### BRIEF:
How many lines in this data contain the string "Chip"? Reply with the number only.
-- Start of DATA FOR THE TASK --
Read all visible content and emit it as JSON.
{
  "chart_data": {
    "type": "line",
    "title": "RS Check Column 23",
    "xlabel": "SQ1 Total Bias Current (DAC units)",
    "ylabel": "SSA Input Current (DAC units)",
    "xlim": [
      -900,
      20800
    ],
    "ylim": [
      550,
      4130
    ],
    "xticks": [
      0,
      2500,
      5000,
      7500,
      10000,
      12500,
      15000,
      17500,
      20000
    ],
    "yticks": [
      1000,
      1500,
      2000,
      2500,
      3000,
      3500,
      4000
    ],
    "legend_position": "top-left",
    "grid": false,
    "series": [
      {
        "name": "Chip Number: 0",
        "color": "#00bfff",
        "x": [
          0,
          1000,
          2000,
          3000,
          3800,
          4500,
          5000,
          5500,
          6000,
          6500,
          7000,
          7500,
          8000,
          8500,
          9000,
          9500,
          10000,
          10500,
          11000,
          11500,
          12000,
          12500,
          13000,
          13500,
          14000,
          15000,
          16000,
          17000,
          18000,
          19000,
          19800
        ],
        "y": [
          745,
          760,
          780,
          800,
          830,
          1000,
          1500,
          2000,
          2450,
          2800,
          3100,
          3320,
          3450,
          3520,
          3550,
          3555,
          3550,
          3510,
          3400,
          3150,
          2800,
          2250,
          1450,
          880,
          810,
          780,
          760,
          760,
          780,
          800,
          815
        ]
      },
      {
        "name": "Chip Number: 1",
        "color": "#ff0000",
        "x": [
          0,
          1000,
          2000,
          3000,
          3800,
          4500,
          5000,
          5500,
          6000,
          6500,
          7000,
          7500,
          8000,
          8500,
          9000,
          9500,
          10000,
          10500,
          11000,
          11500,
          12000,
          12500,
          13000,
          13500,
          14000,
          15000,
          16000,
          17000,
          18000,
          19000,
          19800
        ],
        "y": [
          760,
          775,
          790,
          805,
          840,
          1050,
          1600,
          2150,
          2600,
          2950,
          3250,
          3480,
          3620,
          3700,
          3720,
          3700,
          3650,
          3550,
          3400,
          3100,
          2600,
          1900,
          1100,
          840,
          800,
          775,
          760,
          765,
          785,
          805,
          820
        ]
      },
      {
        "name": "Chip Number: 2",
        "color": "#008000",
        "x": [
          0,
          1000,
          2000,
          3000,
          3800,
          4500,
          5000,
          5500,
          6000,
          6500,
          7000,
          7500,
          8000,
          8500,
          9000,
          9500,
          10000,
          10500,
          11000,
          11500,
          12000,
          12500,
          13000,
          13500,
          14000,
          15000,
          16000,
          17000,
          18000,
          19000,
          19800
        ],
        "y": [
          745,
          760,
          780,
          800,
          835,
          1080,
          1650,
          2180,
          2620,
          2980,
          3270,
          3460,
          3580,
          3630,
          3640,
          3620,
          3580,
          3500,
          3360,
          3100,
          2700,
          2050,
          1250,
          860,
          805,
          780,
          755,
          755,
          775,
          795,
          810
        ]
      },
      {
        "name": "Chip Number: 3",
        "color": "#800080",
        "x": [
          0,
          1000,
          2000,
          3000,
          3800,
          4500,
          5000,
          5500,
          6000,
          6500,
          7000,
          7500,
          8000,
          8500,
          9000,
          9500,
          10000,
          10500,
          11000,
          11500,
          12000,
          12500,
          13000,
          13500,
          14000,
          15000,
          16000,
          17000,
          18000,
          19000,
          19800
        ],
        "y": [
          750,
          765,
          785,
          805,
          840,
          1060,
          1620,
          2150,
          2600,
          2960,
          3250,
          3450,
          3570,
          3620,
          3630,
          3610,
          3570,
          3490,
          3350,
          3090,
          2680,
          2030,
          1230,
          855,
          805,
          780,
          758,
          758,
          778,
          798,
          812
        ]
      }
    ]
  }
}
-- End of DATA FOR THE TASK --
-- Start of DATA FOR THE TASK --
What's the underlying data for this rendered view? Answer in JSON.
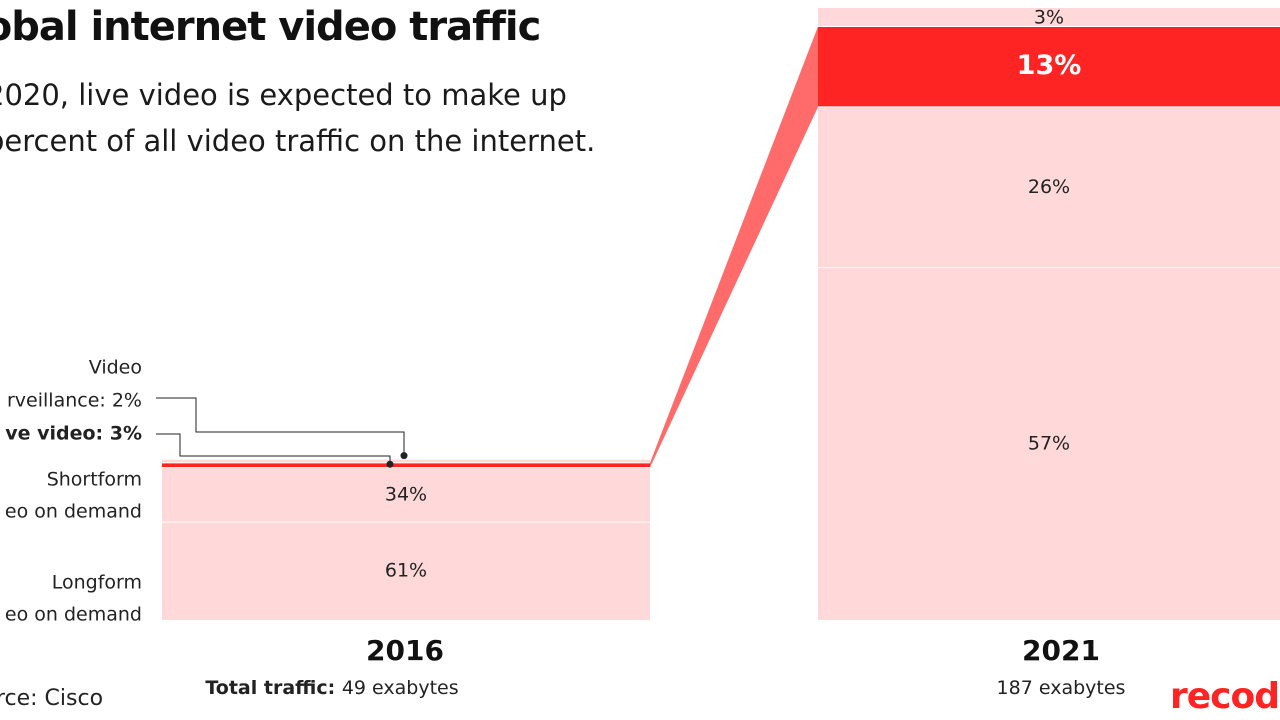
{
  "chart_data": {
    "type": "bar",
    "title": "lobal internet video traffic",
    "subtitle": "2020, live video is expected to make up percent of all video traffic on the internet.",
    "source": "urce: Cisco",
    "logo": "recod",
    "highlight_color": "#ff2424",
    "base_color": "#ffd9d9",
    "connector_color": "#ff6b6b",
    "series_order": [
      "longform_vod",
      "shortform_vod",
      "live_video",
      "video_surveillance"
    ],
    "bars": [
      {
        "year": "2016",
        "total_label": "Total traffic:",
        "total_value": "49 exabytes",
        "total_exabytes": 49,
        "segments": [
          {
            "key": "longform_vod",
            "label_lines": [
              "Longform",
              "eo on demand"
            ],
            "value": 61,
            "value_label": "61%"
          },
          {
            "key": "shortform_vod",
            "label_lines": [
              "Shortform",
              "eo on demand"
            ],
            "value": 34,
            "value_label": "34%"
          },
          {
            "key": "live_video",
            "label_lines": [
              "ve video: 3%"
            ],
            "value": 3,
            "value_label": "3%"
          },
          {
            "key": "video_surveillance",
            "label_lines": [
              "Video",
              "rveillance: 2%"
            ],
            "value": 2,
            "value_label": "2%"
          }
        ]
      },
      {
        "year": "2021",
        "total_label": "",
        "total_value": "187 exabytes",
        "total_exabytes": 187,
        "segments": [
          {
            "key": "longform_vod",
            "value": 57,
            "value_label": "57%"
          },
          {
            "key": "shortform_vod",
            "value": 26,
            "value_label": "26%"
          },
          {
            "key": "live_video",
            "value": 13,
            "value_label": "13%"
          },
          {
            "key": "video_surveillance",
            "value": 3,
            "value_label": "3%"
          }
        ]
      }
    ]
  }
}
-- End of DATA FOR THE TASK --
### RIGHT ANSWER:
4